Kao Sarn Thai Street Food: 6795 Wilson Blvd #12, Falls Church, VA 22044 (in Eden Center); www.kaosarnthai.com; (703) 992-7440
We decided to see if we could try every one of the dozens of restaurants at Eden Center, the (predominantly) Vietnamese strip mall at Seven Corners in Falls Church, Virginia.
If we tried one place a week, how long would it take? The calculation isn’t easy: There are dozens of restaurants, bakeries, tea shops and service counters tucked away in the maze-like corridors of the complex — many more businesses than are rendered at Google Maps, for example. Some shops offer fruits and vegetables for sale from coolers in the hallways, apart from any restaurant on or off a map, and the main grocery store will serve up a nice hot plate of Spicy Chicken Hearts for you, as well as other hearty fare and desserts.
We start at Kao Sarn because we can’t find Nhu Lahn — but we’ll save that story for Part 2. Kao Sarn is near the main, pagoda’d entrance of Eden Center, to the left across from New Moon.
My wife orders the Pad Thai with Chicken, not too spicy. No peanuts on that. I get the Kao Soi Curry Chicken Noodle Soup. Spicy? Sure. (Next time: No thanks.)
It’s a few days before Christmas, and we have to get home because she’s going to see a local production of “The Nutcracker.” Think Russian collusion. So we place the order to go. Smelling hot food in the car, it’s difficult not to pull over and just dig in. Somehow we persevere.
“This is the best pad thai I’ve ever had,” she proclaims. It’s the wok-seared noodles that seal the deal. Bangkok chef Arin Lapakulchai cooks everything to order behind the counter. (We suspect the restaurant’s name might be a triple entendre riffing on the Thai word for rice, khao or kao, and Bangkok’s Kaosan Road — but we’re too hungry to unwind it. We could also squeeze “a longing for life” out of the name by incorporating hanzi, maybe, but we’re willing to let it lie.)

• DATA LINES:
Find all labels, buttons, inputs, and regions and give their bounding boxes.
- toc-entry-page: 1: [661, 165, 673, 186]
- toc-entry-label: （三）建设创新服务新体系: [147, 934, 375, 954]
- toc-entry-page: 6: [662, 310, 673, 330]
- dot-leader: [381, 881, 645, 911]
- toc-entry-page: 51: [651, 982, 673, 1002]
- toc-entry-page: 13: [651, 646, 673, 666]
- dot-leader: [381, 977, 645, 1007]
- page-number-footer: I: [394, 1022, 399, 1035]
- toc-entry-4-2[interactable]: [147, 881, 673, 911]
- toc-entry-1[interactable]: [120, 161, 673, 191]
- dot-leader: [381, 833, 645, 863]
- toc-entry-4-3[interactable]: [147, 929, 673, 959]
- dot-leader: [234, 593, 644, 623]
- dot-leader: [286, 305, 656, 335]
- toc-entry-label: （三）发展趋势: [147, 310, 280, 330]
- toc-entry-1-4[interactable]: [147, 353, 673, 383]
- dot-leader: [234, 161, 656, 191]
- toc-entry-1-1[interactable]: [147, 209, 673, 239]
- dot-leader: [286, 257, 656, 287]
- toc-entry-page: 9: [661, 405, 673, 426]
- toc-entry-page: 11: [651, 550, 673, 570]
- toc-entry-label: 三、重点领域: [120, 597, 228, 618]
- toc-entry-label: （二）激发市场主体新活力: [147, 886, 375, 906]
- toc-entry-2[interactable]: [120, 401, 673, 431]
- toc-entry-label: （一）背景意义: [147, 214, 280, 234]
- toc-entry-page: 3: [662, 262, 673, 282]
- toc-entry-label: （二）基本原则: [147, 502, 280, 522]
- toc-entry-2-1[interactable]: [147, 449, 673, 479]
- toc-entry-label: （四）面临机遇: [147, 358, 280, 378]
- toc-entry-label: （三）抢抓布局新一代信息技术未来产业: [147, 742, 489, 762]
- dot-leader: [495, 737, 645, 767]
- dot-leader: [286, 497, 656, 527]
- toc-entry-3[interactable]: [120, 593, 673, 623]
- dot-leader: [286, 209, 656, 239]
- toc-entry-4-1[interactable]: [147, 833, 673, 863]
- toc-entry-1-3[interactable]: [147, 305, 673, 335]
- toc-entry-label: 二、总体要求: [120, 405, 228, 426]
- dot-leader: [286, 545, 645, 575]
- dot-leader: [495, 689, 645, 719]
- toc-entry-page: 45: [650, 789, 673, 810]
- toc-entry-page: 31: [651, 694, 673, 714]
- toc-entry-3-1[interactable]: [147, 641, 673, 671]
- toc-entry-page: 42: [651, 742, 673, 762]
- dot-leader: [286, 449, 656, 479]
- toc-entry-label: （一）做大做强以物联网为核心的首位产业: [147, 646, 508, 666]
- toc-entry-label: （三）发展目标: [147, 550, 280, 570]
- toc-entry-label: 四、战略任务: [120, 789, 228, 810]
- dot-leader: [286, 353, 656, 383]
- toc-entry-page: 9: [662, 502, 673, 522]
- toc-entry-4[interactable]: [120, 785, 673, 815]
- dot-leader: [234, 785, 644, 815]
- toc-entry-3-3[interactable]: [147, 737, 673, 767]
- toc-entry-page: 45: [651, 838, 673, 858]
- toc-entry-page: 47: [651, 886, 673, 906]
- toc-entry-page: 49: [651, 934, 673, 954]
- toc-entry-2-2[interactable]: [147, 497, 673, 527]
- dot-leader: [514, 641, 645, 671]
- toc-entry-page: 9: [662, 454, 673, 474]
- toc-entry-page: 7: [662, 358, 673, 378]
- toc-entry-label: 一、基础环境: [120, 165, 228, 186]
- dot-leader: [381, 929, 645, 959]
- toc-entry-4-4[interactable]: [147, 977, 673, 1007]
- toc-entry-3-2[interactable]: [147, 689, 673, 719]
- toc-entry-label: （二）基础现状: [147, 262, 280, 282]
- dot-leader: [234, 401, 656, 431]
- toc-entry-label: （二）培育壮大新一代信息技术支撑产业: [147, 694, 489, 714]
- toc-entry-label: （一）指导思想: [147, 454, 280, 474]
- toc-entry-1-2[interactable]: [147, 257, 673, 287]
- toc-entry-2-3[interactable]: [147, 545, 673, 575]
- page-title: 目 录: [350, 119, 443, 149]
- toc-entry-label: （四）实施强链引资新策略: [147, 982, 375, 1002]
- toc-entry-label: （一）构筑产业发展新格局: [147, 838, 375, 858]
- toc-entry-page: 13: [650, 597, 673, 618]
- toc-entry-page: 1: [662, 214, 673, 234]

• WRITTEN TASK: Can you resume the piece about eating through Eden Center's restaurants, picking up right after its final sentence? The entries above come from a separate source unrelated to the restaurant piece.

• OUTPUT OF THE EXERCISE:
My Kao Soi, a northern Thai dish, consists of flat egg noodles and thin, red-coconut curry soup. It’s a multi-layered taste with a bit of lime and dried chili oil, shallot and mustard-green-pickle toppings, and crispy rice noodles on top. Very satisfying, which is a nice way to say a little goes a long way. The slow-cooked chicken chunks were too large to eat without knifing, which I didn’t expect in a soup. I would not request the spicy option again. Gave me the hiccups.
Kao Sarn is one of only two Thai places in Eden Center. Friendly folks, attentive service; good food; and a more happening vibe than some of the crustier, family-oriented Vietnamese places adjacent. We’ll go back… it should come up again in the Seven Corners rotation in the year 2024 or so.
Happy New Year.
More:
♦ See Kao Sarn’s specific location on Google Maps.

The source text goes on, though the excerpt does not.